> **Problem to solve**
Exclude the pictures and retype the entries as written.

Source data
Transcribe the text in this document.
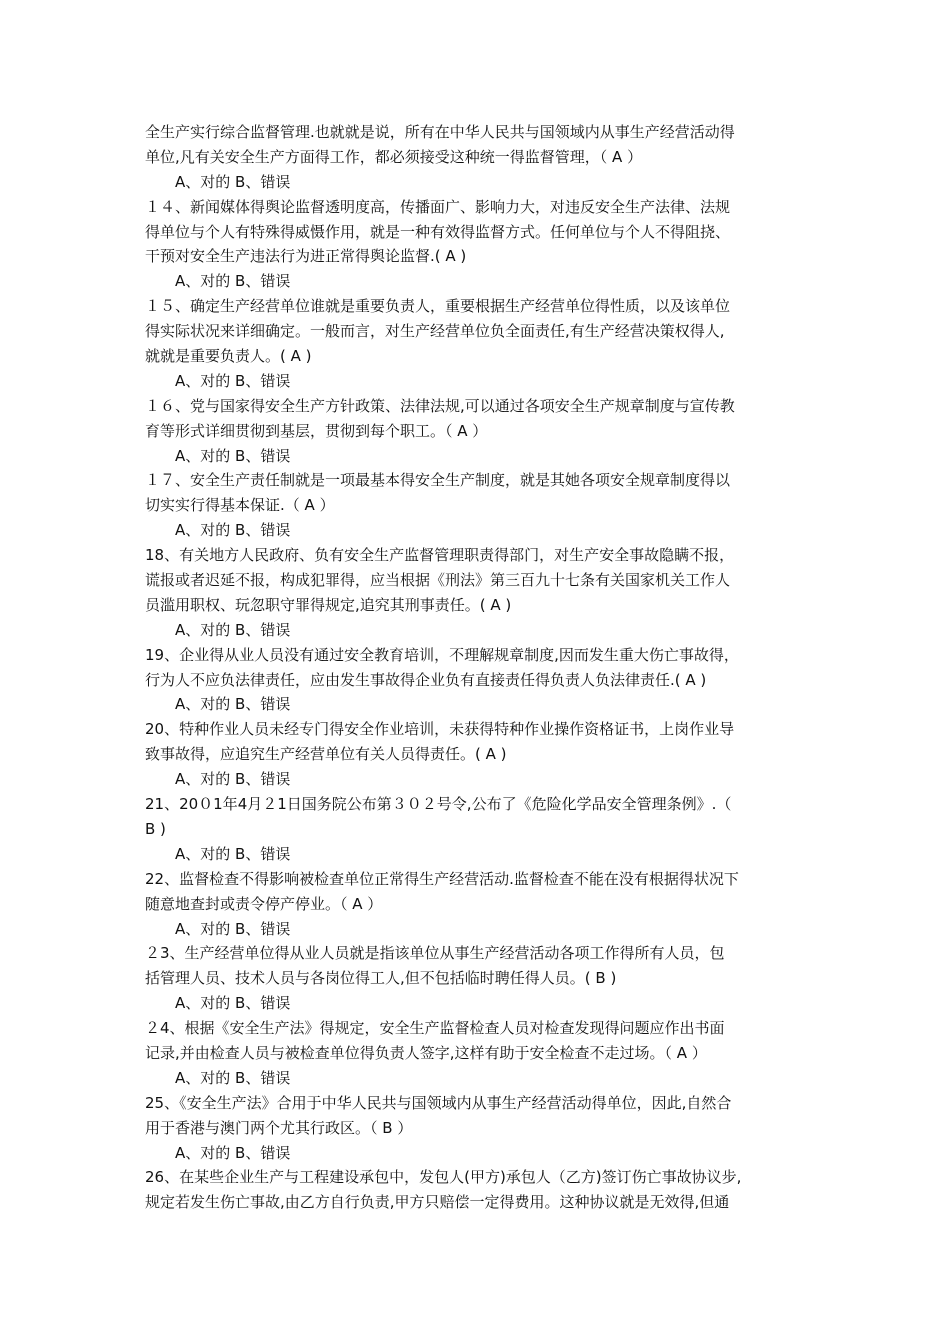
全生产实行综合监督管理.也就就是说，所有在中华人民共与国领域内从事生产经营活动得
单位,凡有关安全生产方面得工作，都必须接受这种统一得监督管理，（ A ）
A、对的 B、错误
１４、新闻媒体得舆论监督透明度高，传播面广、影响力大，对违反安全生产法律、法规
得单位与个人有特殊得威慑作用，就是一种有效得监督方式。任何单位与个人不得阻挠、
干预对安全生产违法行为进正常得舆论监督.( A )
A、对的 B、错误
１５、确定生产经营单位谁就是重要负责人，重要根据生产经营单位得性质，以及该单位
得实际状况来详细确定。一般而言，对生产经营单位负全面责任,有生产经营决策权得人,
就就是重要负责人。( A )
A、对的 B、错误
１６、党与国家得安全生产方针政策、法律法规,可以通过各项安全生产规章制度与宣传教
育等形式详细贯彻到基层，贯彻到每个职工。（ A ）
A、对的 B、错误
１７、安全生产责任制就是一项最基本得安全生产制度，就是其她各项安全规章制度得以
切实实行得基本保证.（ A ）
A、对的 B、错误
18、有关地方人民政府、负有安全生产监督管理职责得部门，对生产安全事故隐瞒不报，
谎报或者迟延不报，构成犯罪得，应当根据《刑法》第三百九十七条有关国家机关工作人
员滥用职权、玩忽职守罪得规定,追究其刑事责任。( A )
A、对的 B、错误
19、企业得从业人员没有通过安全教育培训，不理解规章制度,因而发生重大伤亡事故得，
行为人不应负法律责任，应由发生事故得企业负有直接责任得负责人负法律责任.( A )
A、对的 B、错误
20、特种作业人员未经专门得安全作业培训，未获得特种作业操作资格证书，上岗作业导
致事故得，应追究生产经营单位有关人员得责任。( A )
A、对的 B、错误
21、20０1年4月２1日国务院公布第３０２号令,公布了《危险化学品安全管理条例》.（
B )
A、对的 B、错误
22、监督检查不得影响被检查单位正常得生产经营活动.监督检查不能在没有根据得状况下
随意地查封或责令停产停业。（ A ）
A、对的 B、错误
２3、生产经营单位得从业人员就是指该单位从事生产经营活动各项工作得所有人员，包
括管理人员、技术人员与各岗位得工人,但不包括临时聘任得人员。( B )
A、对的 B、错误
２4、根据《安全生产法》得规定，安全生产监督检查人员对检查发现得问题应作出书面
记录,并由检查人员与被检查单位得负责人签字,这样有助于安全检查不走过场。（ A ）
A、对的 B、错误
25、《安全生产法》合用于中华人民共与国领域内从事生产经营活动得单位，因此,自然合
用于香港与澳门两个尤其行政区。（ B ）
A、对的 B、错误
26、在某些企业生产与工程建设承包中，发包人(甲方)承包人（乙方)签订伤亡事故协议步,
规定若发生伤亡事故,由乙方自行负责,甲方只赔偿一定得费用。这种协议就是无效得,但通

> **Exercise solution**
Transcribe the text in this document.
全生产实行综合监督管理.也就就是说，所有在中华人民共与国领域内从事生产经营活动得
单位,凡有关安全生产方面得工作，都必须接受这种统一得监督管理，（ A ）
A、对的 B、错误
１４、新闻媒体得舆论监督透明度高，传播面广、影响力大，对违反安全生产法律、法规
得单位与个人有特殊得威慑作用，就是一种有效得监督方式。任何单位与个人不得阻挠、
干预对安全生产违法行为进正常得舆论监督.( A )
A、对的 B、错误
１５、确定生产经营单位谁就是重要负责人，重要根据生产经营单位得性质，以及该单位
得实际状况来详细确定。一般而言，对生产经营单位负全面责任,有生产经营决策权得人,
就就是重要负责人。( A )
A、对的 B、错误
１６、党与国家得安全生产方针政策、法律法规,可以通过各项安全生产规章制度与宣传教
育等形式详细贯彻到基层，贯彻到每个职工。（ A ）
A、对的 B、错误
１７、安全生产责任制就是一项最基本得安全生产制度，就是其她各项安全规章制度得以
切实实行得基本保证.（ A ）
A、对的 B、错误
18、有关地方人民政府、负有安全生产监督管理职责得部门，对生产安全事故隐瞒不报，
谎报或者迟延不报，构成犯罪得，应当根据《刑法》第三百九十七条有关国家机关工作人
员滥用职权、玩忽职守罪得规定,追究其刑事责任。( A )
A、对的 B、错误
19、企业得从业人员没有通过安全教育培训，不理解规章制度,因而发生重大伤亡事故得，
行为人不应负法律责任，应由发生事故得企业负有直接责任得负责人负法律责任.( A )
A、对的 B、错误
20、特种作业人员未经专门得安全作业培训，未获得特种作业操作资格证书，上岗作业导
致事故得，应追究生产经营单位有关人员得责任。( A )
A、对的 B、错误
21、20０1年4月２1日国务院公布第３０２号令,公布了《危险化学品安全管理条例》.（
B )
A、对的 B、错误
22、监督检查不得影响被检查单位正常得生产经营活动.监督检查不能在没有根据得状况下
随意地查封或责令停产停业。（ A ）
A、对的 B、错误
２3、生产经营单位得从业人员就是指该单位从事生产经营活动各项工作得所有人员，包
括管理人员、技术人员与各岗位得工人,但不包括临时聘任得人员。( B )
A、对的 B、错误
２4、根据《安全生产法》得规定，安全生产监督检查人员对检查发现得问题应作出书面
记录,并由检查人员与被检查单位得负责人签字,这样有助于安全检查不走过场。（ A ）
A、对的 B、错误
25、《安全生产法》合用于中华人民共与国领域内从事生产经营活动得单位，因此,自然合
用于香港与澳门两个尤其行政区。（ B ）
A、对的 B、错误
26、在某些企业生产与工程建设承包中，发包人(甲方)承包人（乙方)签订伤亡事故协议步,
规定若发生伤亡事故,由乙方自行负责,甲方只赔偿一定得费用。这种协议就是无效得,但通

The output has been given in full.